Count up the lines in the following listing that hold the word "label", then give only that count.

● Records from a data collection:
--- begin ---

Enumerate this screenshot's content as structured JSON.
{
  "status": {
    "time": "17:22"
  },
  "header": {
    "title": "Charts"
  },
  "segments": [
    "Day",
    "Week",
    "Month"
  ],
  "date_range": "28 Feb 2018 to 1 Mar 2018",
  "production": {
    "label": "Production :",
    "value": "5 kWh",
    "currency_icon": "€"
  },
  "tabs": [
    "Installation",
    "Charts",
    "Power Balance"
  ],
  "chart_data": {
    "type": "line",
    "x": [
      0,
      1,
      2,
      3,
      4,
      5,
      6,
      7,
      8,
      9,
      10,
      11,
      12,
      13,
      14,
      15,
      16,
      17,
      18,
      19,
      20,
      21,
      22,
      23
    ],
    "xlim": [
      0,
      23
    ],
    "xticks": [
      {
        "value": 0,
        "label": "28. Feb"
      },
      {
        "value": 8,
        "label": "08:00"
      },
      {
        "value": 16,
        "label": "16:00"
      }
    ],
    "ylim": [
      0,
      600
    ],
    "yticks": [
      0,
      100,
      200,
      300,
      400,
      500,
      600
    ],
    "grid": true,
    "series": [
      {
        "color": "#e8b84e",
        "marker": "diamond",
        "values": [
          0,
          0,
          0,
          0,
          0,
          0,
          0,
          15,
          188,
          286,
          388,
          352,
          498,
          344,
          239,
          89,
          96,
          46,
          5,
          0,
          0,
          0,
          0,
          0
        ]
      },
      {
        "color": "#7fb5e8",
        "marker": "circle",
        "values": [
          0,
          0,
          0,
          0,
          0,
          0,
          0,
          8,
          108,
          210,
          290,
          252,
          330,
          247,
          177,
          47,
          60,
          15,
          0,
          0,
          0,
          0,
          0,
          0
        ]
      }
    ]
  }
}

--- end ---

● Output of the exercise: 4